» WAS ZU TUN IST:
**A.** Fasse den Artikel über die Arbeitslosenzahlen im Landkreis Kulmbach in zwei Sätzen zusammen.
**B.** Schreib den Artikel über die Arbeitslosenzahlen im Landkreis Kulmbach nach seinem letzten Satz weiter.

» TEXTAUSZUG:
━━━━━━━━━━━━━━━━━━━━━━━━━━━━━━
Landkreis Kulmbach Ukrainer lassen Arbeitslosenzahl steigen

Rund 2000 Geflüchtete aus der Ukraine suchen derzeit in der Region nach Arbeit. Bevor sie in den Arbeitsmarkt integriert werden können, müssen zunächst viele Formalitäten geklärt werden. Foto: /Oliver Berg/dpa

Geflüchtete haben jetzt die Möglichkeit, sich bei den Jobcentern arbeitslos zu melden. Die Menschen in den Arbeitsmarkt im Kulmbacher Land zu integrieren, ist keine einfache Aufgabe.

 
Schließen

Diesen Artikel teilen

Für gewöhnlich sinken die Arbeitslosenzahlen im Sommermonat Juni deutlich. Doch in diesem Jahr ist auch im Landkreis Kulmbach alles anders. Grund ist erneut der Krieg in der Ukraine, beziehungsweise die Flucht Hunderte Menschen vor Krieg, Elend und Vertreibung. Der Übergang der Geflüchteten aus der Ukraine zu den Jobcentern habe die Zahl der Arbeitslosen im Landkreis Kulmbach deutlich ansteigen lassen, meldet die Arbeitsagentur Bayreuth-Hof. Demnach gab es im Juni 152 arbeitslos gemeldete Personen mehr als im Mai. Das Niveau bleibe aber unter dem Vorjahreswert.
━━━━━━━━━━━━━━━━━━━━━━━━━━━━━━
» BEREITGESTELLTES MATERIAL:
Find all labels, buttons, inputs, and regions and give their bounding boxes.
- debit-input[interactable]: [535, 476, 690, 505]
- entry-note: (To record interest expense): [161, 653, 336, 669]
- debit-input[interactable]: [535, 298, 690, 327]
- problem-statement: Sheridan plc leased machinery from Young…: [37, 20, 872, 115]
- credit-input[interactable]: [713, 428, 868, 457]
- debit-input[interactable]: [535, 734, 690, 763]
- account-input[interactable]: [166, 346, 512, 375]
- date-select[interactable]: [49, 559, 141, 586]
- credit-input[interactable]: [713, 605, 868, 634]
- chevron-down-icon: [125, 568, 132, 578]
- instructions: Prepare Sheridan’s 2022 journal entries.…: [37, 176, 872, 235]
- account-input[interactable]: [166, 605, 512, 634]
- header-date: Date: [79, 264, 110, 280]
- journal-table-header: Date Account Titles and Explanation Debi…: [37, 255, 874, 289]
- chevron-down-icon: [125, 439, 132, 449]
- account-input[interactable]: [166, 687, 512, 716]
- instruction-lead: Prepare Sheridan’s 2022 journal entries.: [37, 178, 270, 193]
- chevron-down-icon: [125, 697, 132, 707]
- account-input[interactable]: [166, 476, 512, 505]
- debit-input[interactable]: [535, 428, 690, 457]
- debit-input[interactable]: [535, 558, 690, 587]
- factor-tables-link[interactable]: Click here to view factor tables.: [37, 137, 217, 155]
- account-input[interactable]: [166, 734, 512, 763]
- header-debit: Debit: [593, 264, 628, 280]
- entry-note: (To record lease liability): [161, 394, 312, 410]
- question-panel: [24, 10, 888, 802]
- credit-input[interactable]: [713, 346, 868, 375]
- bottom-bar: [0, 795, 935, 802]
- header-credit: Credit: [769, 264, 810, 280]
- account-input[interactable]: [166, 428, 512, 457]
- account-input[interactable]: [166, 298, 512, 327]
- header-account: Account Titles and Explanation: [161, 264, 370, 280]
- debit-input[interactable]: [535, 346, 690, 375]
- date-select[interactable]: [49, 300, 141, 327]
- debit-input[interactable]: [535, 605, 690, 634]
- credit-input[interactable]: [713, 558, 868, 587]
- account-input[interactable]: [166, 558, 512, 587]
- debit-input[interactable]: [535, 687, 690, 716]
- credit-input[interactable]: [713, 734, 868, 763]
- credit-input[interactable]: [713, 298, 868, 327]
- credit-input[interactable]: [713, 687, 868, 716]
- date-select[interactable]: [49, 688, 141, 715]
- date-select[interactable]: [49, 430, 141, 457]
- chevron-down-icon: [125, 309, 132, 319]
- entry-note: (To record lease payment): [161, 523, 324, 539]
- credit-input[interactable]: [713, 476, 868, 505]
━━━━━━━━━━━━━━━━━━━━━━━━━━━━━━
» DIE LÖSUNGEN:
**A.** Im Landkreis Kulmbach ist die Zahl der Arbeitslosen im Juni gestiegen, statt wie sonst im Sommer zu sinken, weil Geflüchtete aus der Ukraine sich jetzt bei den Jobcentern arbeitslos melden können. Laut der Arbeitsagentur Bayreuth-Hof waren im Juni 152 Personen mehr arbeitslos gemeldet als im Mai, das Niveau bleibt aber unter dem Vorjahreswert.

**B.**
Nachfrage kann oft nicht gedeckt werden

Neben diesem Sondereffekt meldeten sich vor allem ältere oft langjährig Beschäftigte arbeitslos, die ihr Arbeitsverhältnis mit einem Aufhebungsvertrag beendet haben. Meist gab es dafür gesundheitliche Gründe, heißt es im jüngsten Arbeitsmarktbericht. Außerdem kamen Beschäftigte nach Erschöpfen des Anspruchs auf Krankengeld auf die Arbeitsagentur zu, weil sie ihre letzte Tätigkeit nicht mehr ausüben können. Weiterhin erfolgten Meldungen von Lagerhelfern und Kommissionierern, weil ihre Arbeitgeber sie wegen der bestehenden Materialengpässe derzeit nicht beschäftigen können. Immer wieder zu beobachten seien Abbrüche von Ausbildungsverhältnissen, weil die jungen Menschen die hohen theoretischen Anforderungen nicht erfüllen können. Befristete Verträge von Beschäftigten bei Personaldienstleistern seien nicht verlängert oder vorzeitig gekündigt worden .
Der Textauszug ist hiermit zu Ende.